Search the records for "CLAD". Copy every line where it appears.
==================================================
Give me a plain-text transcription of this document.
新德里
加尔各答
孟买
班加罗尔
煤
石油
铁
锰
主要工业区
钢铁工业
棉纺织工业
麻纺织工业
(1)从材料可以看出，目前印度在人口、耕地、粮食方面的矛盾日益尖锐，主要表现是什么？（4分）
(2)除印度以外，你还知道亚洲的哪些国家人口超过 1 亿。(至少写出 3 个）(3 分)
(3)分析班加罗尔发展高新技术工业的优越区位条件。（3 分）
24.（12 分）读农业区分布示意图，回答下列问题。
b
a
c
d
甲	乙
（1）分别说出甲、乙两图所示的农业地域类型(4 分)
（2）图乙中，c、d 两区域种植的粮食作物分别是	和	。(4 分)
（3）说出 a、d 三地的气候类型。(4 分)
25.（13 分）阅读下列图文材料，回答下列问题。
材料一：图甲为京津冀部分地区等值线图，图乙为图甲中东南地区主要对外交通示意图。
==================================================
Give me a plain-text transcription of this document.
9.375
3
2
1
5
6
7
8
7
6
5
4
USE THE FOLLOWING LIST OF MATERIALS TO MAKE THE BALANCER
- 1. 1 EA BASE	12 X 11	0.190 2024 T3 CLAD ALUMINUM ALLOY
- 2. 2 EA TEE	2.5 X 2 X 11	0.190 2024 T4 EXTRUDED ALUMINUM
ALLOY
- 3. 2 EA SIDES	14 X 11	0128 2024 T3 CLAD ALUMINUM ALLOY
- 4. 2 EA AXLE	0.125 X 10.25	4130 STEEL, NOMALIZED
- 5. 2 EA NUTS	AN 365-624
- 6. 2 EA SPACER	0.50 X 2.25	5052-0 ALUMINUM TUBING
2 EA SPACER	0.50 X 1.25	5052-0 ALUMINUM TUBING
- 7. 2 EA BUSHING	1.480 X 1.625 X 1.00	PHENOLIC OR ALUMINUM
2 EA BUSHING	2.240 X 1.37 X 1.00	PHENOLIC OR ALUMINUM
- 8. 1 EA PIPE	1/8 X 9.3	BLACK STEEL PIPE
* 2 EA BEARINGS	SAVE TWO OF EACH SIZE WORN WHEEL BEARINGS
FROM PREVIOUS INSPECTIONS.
==================================================
Solution for this problem:
- 1. 1 EA BASE	12 X 11	0.190 2024 T3 CLAD ALUMINUM ALLOY
- 3. 2 EA SIDES	14 X 11	0128 2024 T3 CLAD ALUMINUM ALLOY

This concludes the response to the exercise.